**EXERCISE GOAL**
Output everything from "The Obama administration" down to "pay a fine." in the passage on the employer mandate delay, copied word for word.

The Obama administration announced July 3, 2013, that it is giving large employers another year before it will try to enforce an Affordable Care Act (ACA) provision requiring large employers to offer medical coverage to their workers or pay a fine.
The large-employer mandate is intended to force larger employers to do their part to reduce the number of uninsured Americans. The individual mandate is designed to force individuals who have some ability to pay, to pay what they can, with the balance being picked up by the federally subsidized health insurance marketplace. The Society for Human Resource Management provides a nice detailed explanation of the employer mandate.
The large-employer mandate ignores the financial reality that any large employer (who also owns a calculator) can figure out that it is actually cheaper to forego coverage and pay the $2,000 fine, than to offer health insurance to all full-time workers (defined as 30 or more hours per week). It is anticipated that the employer mandate will backfire, and will additionally burden the federal government, which likely must pay the difference between the fine and the actual cost of all these newly uninsured employees who would be added to the roles of Medicaid, or driven to the subsidized health insurance exchange/marketplace.
Understand too, that the idea of employer-provided coverage came into full vogue during WWII, when there were no workers to be found (the men, and women, were all fighting and serving overseas). In order to deter “wage inflation,” (more war dollars chasing fewer workers naturally leads to “wage inflation”) the government imposed “wage freezes,” but exempted a certain percentage of wages being paid in fringe benefits, such as healthcare. Today, we have the opposite problem. There are too many workers chasing too few jobs. This leads to wage and benefit “deflation.” Employers, particularly employers of low-skilled workers, do not need offer benefits to find workers.
The official version of why the rollout of the employer mandate has been delayed was described as “employers needed more time.” Perhaps the real reason has a bit more history behind it.

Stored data

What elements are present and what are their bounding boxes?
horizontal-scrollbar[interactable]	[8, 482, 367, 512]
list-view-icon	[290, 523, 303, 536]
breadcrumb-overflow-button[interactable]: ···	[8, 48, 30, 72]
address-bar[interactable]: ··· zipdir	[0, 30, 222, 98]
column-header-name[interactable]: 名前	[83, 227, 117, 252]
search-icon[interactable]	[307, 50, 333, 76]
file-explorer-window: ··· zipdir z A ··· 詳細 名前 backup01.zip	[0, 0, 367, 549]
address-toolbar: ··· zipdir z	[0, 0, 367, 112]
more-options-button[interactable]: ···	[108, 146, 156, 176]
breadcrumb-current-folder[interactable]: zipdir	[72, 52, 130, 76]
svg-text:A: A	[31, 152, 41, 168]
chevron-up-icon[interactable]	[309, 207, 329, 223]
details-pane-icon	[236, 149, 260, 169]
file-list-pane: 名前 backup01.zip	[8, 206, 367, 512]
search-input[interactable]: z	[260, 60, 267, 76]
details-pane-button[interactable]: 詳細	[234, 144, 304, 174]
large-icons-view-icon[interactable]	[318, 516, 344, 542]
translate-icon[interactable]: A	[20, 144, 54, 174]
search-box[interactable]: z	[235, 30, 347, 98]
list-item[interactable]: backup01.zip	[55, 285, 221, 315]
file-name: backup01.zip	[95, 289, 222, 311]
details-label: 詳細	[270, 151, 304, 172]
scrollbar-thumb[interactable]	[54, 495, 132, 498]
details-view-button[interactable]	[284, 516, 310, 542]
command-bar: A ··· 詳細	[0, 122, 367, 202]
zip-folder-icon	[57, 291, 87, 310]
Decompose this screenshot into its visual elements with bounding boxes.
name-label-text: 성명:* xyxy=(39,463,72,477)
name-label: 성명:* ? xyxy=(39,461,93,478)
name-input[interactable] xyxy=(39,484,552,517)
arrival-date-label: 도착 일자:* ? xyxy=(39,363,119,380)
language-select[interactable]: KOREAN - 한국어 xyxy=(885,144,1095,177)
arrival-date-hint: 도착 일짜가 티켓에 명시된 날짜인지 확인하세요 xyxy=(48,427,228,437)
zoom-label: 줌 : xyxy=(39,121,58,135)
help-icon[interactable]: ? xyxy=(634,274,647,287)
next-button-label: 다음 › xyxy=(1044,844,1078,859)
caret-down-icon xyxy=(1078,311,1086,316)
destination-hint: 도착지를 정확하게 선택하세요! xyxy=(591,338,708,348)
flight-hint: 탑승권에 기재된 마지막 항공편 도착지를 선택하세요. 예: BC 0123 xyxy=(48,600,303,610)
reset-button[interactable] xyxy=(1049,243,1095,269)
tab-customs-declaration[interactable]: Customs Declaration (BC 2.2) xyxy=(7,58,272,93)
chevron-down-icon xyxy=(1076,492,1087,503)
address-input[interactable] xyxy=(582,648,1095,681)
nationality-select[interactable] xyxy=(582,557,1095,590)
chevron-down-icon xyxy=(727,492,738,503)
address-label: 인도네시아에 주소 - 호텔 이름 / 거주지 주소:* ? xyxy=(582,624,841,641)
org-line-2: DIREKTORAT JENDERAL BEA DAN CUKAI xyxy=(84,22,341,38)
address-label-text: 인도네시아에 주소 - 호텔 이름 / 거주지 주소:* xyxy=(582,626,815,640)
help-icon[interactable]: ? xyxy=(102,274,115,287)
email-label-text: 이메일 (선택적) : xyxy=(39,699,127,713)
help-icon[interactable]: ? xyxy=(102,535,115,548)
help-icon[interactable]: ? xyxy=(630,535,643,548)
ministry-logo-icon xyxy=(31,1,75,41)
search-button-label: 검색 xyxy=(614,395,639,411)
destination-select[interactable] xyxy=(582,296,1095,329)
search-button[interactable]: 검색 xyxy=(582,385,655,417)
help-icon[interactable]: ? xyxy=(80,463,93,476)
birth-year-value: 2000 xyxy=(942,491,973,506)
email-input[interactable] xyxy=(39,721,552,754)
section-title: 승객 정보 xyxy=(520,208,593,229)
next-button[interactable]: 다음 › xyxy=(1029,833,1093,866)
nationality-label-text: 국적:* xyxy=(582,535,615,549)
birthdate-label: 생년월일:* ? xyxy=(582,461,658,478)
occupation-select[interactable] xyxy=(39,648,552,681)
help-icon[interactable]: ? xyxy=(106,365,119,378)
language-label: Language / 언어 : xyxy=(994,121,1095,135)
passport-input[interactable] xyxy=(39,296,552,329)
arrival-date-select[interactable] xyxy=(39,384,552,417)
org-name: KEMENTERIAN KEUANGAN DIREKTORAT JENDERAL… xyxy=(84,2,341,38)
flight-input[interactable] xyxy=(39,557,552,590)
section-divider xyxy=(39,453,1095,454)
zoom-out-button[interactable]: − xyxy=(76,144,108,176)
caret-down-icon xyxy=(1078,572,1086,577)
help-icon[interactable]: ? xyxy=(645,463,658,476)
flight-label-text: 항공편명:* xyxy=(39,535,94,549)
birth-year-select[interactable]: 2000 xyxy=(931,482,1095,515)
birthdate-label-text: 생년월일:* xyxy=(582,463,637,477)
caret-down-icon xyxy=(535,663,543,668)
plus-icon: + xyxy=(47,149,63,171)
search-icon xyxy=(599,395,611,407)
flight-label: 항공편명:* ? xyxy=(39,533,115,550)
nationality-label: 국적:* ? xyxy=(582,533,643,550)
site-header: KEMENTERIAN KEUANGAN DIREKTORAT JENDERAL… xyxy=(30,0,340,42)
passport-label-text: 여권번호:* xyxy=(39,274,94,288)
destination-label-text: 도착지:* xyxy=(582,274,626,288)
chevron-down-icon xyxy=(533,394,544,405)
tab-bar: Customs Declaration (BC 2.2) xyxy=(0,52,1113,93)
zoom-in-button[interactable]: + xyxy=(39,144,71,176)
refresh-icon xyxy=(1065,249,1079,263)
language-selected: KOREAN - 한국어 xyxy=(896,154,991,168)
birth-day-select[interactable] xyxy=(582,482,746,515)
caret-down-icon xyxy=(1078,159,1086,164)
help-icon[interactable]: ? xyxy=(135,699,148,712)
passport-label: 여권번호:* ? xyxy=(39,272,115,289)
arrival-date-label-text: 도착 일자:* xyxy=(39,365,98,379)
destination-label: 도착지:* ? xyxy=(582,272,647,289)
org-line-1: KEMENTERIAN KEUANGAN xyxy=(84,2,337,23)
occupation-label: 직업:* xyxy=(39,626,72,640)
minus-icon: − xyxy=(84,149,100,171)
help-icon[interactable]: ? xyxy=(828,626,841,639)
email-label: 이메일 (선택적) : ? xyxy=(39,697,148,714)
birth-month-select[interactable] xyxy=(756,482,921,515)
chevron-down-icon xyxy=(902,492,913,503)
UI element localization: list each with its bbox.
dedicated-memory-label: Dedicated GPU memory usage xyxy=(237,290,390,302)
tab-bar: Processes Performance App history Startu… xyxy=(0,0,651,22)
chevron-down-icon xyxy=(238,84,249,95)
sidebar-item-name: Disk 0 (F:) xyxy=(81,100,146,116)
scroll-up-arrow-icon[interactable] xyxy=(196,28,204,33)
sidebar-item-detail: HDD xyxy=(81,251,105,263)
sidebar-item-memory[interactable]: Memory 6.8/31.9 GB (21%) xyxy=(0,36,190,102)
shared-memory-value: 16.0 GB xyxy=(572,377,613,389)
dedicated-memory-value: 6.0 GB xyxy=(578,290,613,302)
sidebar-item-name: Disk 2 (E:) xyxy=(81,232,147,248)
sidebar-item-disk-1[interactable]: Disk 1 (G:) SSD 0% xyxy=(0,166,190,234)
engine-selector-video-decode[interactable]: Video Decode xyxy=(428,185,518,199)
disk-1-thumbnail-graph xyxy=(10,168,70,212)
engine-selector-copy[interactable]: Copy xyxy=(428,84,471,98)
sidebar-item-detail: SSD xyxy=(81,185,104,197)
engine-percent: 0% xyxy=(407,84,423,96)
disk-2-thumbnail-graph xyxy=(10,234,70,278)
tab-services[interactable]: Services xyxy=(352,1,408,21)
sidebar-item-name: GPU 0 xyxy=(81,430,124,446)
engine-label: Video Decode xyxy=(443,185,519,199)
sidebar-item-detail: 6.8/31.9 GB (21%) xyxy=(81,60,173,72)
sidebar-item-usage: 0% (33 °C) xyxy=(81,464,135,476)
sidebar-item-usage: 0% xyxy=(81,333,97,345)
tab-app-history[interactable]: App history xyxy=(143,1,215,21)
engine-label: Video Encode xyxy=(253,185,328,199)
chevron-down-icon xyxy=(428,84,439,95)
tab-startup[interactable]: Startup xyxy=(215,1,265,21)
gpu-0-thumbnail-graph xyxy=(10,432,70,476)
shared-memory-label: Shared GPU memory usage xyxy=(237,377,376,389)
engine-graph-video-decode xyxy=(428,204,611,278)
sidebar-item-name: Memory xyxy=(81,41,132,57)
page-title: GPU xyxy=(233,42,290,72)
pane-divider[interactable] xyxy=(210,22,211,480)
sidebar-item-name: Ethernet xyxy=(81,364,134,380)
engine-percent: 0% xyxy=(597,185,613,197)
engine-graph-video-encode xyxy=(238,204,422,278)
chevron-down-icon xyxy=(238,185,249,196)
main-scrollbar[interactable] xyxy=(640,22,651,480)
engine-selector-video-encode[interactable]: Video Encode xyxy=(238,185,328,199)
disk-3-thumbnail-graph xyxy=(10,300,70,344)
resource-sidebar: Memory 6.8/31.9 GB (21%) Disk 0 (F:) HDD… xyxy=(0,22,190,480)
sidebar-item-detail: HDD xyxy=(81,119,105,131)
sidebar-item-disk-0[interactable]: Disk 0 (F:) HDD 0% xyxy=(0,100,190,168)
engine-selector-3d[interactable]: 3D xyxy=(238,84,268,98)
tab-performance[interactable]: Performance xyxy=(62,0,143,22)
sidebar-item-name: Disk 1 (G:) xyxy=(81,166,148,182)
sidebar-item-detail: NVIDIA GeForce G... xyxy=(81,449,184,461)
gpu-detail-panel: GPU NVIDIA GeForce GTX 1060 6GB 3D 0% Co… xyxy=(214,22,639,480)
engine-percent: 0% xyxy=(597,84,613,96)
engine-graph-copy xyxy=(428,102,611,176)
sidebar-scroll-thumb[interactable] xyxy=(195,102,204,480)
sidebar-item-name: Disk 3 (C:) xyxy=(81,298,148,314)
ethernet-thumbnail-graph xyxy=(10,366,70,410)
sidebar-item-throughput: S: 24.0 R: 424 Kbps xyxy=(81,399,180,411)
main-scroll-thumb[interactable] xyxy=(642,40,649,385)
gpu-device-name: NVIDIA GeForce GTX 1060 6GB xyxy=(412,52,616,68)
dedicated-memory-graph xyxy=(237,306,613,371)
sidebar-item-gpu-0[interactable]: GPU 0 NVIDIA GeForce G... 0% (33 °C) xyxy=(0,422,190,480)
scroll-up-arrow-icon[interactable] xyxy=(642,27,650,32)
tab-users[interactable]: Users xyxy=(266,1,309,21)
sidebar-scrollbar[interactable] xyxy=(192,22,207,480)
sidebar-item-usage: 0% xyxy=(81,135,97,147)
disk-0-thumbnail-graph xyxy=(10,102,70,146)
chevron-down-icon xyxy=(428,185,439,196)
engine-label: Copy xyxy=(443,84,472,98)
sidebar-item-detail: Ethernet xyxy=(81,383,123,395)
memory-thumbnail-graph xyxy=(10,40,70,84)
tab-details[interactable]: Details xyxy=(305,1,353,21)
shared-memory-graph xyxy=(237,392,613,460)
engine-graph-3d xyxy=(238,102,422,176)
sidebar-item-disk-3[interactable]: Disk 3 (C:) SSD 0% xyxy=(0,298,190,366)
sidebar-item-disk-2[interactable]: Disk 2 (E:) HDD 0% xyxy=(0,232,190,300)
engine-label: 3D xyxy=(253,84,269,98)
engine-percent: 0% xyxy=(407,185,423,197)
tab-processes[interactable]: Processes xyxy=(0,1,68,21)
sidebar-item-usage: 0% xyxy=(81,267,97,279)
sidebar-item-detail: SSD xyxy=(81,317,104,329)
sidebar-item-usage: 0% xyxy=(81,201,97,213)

**RESPONSE TO THIS TASK**
The Obama administration announced July 3, 2013, that it is giving large employers another year before it will try to enforce an Affordable Care Act (ACA) provision requiring large employers to offer medical coverage to their workers or pay a fine.